Start of EXTRACT
About the Sobol indices: It also contains more advanced statistics: the Sobol indices. For each method (Martinez, Saltelli and Jansen), the first order indices, computed iteratively, as well as the total orders are available. We also include the second ordre for the Martinez and Jansen methods (the second order for the Saltelli method is still a work in progress).

• Pearson coefficient (Martinez): examples are available here.
• Jansen method: examples are available here.
• Saltelli method: examples are available here.

NB: This package contains also useful methods for performing iterative statistics computations such as shift averaging and shift dot product computation:

• Shifted dot product (see example here)
• Shifted mean (see example here)

### Fault-Tolerance

For each statistics class, we implement a save_state() and load_from_state() methods to respectively save the current state and create a new object of type IterativeStatistics from a state object (a python dictionary).

These methods can be used as follows (as example):

iterativeMean = IterativeMean(dim=1, state=state)

# ... Do some computations

# Save the current state
state_obj = iterativeMean.save_state()
End of EXTRACT
Start of DATASET ENTRIES
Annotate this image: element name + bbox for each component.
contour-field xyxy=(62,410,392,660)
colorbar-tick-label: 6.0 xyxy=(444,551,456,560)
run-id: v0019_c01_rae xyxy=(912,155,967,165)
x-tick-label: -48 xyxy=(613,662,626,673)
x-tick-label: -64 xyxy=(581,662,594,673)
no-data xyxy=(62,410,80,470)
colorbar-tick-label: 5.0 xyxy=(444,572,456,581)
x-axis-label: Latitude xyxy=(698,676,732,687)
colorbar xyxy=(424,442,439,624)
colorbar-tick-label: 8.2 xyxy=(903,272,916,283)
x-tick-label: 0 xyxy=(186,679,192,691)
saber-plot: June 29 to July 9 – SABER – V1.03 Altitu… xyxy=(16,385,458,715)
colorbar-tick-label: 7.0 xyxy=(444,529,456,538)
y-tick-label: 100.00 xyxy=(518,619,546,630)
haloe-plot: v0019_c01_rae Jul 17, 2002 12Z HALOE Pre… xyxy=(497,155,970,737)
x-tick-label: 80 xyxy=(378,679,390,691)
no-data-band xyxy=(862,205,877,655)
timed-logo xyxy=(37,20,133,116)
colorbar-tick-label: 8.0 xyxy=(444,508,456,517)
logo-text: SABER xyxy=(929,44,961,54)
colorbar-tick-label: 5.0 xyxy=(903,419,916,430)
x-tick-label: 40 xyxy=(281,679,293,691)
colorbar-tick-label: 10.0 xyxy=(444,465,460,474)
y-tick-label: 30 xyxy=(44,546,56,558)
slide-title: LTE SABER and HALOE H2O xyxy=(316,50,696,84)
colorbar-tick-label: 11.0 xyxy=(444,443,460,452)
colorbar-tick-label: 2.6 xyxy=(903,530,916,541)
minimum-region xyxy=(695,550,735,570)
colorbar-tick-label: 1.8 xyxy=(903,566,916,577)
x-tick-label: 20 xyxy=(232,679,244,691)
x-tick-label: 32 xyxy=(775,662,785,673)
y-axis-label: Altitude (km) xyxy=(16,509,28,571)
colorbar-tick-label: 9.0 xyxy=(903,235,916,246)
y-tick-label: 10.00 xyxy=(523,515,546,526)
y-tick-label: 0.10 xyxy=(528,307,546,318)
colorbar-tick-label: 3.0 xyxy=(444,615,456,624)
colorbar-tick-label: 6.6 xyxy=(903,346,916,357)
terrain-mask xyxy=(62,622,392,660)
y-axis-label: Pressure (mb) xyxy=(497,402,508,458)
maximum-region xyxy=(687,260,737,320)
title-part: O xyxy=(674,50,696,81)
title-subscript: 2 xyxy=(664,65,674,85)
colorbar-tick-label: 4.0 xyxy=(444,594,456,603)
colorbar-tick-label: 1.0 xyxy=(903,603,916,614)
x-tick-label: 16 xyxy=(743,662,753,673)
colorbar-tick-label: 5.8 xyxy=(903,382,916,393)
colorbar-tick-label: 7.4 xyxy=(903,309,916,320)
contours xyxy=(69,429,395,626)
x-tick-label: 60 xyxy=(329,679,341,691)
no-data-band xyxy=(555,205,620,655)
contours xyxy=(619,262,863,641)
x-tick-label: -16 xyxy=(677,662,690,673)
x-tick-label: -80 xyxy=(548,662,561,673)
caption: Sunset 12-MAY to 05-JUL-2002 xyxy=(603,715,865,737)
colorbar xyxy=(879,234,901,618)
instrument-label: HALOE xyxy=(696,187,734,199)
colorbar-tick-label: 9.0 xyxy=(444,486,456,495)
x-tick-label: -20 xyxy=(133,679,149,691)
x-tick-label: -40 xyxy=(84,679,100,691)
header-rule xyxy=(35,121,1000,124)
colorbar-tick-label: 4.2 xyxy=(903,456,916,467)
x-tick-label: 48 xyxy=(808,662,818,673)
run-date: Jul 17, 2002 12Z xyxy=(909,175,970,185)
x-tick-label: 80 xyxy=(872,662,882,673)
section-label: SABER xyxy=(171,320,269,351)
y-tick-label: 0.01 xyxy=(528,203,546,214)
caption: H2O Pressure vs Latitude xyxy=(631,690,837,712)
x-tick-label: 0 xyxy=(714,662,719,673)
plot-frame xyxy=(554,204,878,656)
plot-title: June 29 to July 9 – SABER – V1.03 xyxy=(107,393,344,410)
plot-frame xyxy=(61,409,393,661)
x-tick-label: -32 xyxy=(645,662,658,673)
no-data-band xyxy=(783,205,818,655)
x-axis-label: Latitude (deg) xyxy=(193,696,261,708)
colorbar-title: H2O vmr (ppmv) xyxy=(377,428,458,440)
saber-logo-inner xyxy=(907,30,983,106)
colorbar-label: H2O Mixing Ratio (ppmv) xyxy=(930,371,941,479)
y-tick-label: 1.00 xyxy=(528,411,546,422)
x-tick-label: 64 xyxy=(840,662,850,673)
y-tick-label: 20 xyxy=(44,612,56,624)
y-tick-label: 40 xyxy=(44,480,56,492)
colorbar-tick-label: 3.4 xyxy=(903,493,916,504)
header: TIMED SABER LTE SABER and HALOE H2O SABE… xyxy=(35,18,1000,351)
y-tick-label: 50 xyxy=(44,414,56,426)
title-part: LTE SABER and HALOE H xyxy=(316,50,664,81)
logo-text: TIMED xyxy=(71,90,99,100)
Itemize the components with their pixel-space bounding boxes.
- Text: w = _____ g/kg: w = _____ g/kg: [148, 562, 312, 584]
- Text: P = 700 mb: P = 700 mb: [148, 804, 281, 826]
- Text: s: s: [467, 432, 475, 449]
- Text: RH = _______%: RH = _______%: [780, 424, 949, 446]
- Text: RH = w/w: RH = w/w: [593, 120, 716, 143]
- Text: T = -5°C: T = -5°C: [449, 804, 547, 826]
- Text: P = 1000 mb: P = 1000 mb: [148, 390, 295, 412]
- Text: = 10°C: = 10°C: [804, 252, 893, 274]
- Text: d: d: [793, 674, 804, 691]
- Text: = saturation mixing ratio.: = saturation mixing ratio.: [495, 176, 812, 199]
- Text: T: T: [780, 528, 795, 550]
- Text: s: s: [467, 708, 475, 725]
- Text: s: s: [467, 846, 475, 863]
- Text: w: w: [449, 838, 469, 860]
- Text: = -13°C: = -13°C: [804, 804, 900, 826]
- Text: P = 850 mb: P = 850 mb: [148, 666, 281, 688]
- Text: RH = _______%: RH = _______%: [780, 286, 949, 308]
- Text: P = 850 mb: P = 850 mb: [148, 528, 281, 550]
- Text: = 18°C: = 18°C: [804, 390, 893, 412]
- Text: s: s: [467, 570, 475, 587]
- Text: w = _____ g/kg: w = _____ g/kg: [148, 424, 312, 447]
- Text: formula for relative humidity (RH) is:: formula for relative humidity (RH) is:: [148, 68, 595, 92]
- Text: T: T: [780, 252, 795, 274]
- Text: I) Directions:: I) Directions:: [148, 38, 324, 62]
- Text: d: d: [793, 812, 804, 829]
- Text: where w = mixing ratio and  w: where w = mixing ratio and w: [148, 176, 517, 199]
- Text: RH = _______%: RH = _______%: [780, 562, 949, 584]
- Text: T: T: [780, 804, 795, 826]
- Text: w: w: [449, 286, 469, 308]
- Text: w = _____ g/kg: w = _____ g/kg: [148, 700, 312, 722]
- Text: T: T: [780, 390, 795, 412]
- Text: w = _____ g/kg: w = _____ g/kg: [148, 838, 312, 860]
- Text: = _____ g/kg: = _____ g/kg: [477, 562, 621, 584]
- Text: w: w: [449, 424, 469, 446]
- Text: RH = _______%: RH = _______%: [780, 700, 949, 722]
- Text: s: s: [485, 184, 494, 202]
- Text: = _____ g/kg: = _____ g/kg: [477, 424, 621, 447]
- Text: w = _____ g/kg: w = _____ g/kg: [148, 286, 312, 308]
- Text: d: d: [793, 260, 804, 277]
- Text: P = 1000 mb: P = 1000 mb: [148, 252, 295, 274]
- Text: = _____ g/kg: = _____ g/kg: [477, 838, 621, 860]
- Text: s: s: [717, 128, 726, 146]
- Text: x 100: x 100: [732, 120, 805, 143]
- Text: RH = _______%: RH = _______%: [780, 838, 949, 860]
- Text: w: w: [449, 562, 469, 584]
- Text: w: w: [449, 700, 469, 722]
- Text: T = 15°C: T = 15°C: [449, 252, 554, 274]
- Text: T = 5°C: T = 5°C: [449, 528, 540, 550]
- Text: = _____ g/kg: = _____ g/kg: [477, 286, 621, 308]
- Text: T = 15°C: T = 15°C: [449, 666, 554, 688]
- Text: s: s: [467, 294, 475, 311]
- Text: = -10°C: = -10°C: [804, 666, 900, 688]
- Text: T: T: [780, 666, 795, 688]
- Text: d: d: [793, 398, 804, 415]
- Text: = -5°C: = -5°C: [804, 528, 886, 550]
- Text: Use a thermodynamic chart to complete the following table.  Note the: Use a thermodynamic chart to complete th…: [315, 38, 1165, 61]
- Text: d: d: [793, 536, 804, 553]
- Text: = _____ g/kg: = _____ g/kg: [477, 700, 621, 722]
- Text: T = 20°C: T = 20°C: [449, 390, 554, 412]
End of DATASET ENTRIES
* WORK REQUIRED *
Continue the iterative statistics documentation after its last line, the save_state() call.

* RESULT OF THIS EXERCISE *
# Reload an IterativeMean object of state state_obj


NB: the methods save_state() and load_from_state() are not available yet for the quantile and Saltelli Sobol indices. This is still a work in progress.

### Examples

Here are some examples of how to use iterative-stats to compute Sobol index iteratively.

from iterative_stats.sensitivity.sensitivity_martinez import IterativeSensitivityMartinez as IterativeSensitivityMethod
dim = 10 #field size
nb_parms = 3 #number of parameters
second_order = True # a boolean to compute the second order or not

# Create an instance of the object IterativeSensitivityMethod
sensitivity_instance = IterativeSensitivityMethod(dim = dim, nb_parms = nb_parms, second_order = second_order)

# Generate an experimental design
from tests.mock.uniform_3d import Uniform3D
input_sample_generator = Uniform3D(nb_parms = nb_parms, nb_sim = nb_sim, second_order=second_order).generator()

# Load a function (here ishigami function)
from tests.mock.ishigami import ishigami
while True :
try :
# Generate the next sample
input_sample = next(input_sample_generator)
# Apply ishigami function
output_sample = np.apply_along_axis(ishigami, 1,input_sample)
# Update the sensitivity instance
sensitivity_instance.increment(output_sample)
except StopIteration :
break

first_order = sensitivity_instance.getFirstOrderIndices()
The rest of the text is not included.